Reproduce the lines below from the one that contains "Read this page and output its text content." through the end, inclusive, and add nothing.

(Rows from a dataset)
▬▬▬▬▬▬
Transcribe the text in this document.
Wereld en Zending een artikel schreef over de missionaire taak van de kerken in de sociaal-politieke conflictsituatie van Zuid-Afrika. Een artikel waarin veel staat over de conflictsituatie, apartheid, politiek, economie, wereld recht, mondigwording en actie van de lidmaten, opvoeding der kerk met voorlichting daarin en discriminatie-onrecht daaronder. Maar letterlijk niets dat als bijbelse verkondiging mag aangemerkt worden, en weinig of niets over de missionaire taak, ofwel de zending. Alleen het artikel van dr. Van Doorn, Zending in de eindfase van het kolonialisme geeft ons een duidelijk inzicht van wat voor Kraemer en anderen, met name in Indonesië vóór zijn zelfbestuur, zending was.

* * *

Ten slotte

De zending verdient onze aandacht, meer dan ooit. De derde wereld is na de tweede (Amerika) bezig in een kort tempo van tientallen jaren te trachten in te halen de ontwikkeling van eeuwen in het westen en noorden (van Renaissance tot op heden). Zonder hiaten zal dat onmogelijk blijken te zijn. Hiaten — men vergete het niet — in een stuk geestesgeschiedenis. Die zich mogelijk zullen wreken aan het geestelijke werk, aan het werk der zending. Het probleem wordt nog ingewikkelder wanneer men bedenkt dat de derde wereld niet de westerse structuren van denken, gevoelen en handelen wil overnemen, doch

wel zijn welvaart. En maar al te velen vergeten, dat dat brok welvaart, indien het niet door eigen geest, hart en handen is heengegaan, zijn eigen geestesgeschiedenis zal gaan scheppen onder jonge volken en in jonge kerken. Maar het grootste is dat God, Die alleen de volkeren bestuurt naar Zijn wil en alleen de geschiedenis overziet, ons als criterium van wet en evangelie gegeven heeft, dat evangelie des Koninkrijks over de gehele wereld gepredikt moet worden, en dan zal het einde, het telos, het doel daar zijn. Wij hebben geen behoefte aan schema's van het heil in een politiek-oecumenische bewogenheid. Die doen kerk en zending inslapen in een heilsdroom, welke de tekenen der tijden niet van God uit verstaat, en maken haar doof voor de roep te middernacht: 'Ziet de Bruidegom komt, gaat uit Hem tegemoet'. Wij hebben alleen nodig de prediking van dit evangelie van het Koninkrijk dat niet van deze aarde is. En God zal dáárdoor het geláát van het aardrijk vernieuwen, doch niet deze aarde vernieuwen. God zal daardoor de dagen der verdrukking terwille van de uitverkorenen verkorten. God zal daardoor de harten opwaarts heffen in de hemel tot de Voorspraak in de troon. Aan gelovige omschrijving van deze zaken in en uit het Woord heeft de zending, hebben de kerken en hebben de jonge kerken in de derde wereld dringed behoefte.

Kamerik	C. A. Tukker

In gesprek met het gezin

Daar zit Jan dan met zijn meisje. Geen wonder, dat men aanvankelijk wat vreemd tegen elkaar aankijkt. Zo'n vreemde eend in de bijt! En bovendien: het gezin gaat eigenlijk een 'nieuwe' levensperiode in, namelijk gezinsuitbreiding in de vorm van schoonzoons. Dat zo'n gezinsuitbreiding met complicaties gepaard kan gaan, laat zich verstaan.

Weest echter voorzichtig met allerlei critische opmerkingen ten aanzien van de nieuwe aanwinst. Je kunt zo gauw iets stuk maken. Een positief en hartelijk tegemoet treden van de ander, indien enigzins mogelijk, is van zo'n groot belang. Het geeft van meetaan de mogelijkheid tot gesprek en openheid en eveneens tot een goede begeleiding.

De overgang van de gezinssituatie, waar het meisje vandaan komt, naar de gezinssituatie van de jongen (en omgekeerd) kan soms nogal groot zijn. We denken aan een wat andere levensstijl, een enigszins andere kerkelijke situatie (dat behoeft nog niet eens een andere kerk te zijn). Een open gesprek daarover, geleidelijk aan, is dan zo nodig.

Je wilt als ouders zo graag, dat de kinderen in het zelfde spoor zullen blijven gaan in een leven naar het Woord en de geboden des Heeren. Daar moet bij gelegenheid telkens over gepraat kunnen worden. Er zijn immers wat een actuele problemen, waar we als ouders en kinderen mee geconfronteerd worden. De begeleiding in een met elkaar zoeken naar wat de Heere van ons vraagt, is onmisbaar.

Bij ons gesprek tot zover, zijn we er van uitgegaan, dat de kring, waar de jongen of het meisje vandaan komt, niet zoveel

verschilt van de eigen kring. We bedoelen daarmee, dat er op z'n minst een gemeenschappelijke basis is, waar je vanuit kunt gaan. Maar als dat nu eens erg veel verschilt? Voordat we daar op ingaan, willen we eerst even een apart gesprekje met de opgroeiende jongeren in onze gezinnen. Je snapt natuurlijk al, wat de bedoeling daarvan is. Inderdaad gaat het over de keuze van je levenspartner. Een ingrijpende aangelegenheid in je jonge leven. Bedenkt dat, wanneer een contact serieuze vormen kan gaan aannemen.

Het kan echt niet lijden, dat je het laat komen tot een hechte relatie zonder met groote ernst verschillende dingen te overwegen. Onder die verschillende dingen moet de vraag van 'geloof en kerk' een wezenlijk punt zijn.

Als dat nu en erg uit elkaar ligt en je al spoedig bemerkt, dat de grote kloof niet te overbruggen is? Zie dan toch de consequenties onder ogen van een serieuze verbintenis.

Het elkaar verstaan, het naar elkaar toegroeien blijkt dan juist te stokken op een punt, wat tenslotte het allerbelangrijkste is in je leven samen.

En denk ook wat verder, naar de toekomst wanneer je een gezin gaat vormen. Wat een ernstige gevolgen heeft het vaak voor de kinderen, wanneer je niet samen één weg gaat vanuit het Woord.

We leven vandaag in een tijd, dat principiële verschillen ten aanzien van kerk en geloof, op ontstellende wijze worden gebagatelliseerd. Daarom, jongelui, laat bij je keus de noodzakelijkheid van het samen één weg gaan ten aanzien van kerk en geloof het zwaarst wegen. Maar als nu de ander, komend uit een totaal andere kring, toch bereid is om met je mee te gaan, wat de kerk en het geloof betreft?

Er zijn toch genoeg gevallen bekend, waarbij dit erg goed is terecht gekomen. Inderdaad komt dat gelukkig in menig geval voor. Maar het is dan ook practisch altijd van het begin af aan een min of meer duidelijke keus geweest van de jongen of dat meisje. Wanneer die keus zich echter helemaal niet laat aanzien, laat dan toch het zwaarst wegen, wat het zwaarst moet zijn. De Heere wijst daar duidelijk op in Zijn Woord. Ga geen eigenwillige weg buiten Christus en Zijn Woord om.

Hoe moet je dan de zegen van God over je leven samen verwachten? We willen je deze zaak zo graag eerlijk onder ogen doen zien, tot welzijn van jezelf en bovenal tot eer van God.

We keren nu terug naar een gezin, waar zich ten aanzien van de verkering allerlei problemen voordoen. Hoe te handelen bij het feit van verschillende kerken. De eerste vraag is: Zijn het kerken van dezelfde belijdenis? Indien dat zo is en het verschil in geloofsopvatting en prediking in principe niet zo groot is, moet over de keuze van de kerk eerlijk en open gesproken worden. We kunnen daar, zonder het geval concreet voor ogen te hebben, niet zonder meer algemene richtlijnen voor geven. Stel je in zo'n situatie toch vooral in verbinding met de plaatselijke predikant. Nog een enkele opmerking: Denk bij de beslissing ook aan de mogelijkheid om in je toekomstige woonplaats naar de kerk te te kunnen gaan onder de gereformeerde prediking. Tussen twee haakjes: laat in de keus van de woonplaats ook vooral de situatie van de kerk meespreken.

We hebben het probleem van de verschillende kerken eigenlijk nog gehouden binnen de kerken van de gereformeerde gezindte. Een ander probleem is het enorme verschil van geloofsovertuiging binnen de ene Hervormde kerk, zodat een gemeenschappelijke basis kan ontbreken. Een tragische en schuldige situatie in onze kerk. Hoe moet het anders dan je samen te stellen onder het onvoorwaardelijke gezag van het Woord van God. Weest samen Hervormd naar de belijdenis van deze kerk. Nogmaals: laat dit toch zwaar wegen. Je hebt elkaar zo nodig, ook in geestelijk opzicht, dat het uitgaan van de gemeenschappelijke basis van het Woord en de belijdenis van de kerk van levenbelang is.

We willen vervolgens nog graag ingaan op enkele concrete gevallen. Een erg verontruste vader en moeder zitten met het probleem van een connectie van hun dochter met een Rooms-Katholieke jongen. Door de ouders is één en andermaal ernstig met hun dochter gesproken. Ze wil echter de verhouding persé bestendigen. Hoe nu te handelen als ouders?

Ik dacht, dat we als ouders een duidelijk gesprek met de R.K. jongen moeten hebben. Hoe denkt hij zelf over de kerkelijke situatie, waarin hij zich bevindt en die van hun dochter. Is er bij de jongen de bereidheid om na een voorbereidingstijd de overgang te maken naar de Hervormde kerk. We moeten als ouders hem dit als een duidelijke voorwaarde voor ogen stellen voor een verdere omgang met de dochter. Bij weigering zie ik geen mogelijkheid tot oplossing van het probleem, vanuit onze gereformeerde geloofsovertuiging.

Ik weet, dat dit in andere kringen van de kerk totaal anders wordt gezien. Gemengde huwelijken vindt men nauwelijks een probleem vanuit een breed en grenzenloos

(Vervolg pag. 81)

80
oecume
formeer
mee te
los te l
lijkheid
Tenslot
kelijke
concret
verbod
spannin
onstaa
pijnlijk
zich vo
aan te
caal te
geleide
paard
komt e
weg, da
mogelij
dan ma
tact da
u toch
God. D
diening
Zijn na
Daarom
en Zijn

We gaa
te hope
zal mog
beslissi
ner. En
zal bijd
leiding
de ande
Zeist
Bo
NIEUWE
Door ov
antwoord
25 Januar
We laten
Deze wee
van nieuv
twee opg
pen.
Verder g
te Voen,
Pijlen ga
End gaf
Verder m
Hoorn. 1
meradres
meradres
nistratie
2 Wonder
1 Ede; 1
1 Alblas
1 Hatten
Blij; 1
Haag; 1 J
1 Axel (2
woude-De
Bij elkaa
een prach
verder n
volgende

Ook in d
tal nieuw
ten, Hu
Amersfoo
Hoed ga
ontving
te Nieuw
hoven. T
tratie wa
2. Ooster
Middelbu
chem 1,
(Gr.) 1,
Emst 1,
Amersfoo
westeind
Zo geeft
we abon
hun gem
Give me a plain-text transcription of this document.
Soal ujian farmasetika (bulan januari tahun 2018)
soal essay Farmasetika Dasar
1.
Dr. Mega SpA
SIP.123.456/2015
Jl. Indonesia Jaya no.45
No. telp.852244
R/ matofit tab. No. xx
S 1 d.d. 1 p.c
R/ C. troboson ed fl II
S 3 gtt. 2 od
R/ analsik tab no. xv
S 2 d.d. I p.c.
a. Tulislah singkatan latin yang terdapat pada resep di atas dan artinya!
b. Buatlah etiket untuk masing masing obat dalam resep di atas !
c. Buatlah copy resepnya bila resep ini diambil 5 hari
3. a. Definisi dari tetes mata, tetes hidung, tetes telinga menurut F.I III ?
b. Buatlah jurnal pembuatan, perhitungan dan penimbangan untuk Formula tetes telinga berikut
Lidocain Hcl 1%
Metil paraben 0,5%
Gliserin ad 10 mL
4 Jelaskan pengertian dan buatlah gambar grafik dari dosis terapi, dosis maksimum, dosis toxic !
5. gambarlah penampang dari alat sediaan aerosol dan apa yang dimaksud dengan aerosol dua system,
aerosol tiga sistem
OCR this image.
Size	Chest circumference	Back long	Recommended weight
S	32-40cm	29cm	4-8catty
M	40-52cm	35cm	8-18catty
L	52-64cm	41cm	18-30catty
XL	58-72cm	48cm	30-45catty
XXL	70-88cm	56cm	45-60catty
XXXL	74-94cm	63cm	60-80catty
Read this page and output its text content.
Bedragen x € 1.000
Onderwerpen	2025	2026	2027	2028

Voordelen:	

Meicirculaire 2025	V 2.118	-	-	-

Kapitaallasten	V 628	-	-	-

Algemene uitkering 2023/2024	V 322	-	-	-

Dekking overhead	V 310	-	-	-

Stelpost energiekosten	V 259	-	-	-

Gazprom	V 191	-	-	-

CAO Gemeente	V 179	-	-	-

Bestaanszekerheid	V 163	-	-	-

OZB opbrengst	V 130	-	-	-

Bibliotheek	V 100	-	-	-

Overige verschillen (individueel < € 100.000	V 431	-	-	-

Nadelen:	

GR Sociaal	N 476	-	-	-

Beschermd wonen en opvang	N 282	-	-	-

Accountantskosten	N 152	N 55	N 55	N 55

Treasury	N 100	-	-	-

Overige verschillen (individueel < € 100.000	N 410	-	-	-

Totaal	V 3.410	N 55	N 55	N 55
▬▬▬▬▬▬
== OUTPUT FOR THIS TASK ==
Read this page and output its text content.
Bedragen x € 1.000
Onderwerpen	2025	2026	2027	2028

Voordelen:	

Meicirculaire 2025	V 2.118	-	-	-

Kapitaallasten	V 628	-	-	-

Algemene uitkering 2023/2024	V 322	-	-	-

Dekking overhead	V 310	-	-	-

Stelpost energiekosten	V 259	-	-	-

Gazprom	V 191	-	-	-

CAO Gemeente	V 179	-	-	-

Bestaanszekerheid	V 163	-	-	-

OZB opbrengst	V 130	-	-	-

Bibliotheek	V 100	-	-	-

Overige verschillen (individueel < € 100.000	V 431	-	-	-

Nadelen:	

GR Sociaal	N 476	-	-	-

Beschermd wonen en opvang	N 282	-	-	-

Accountantskosten	N 152	N 55	N 55	N 55

Treasury	N 100	-	-	-

Overige verschillen (individueel < € 100.000	N 410	-	-	-

Totaal	V 3.410	N 55	N 55	N 55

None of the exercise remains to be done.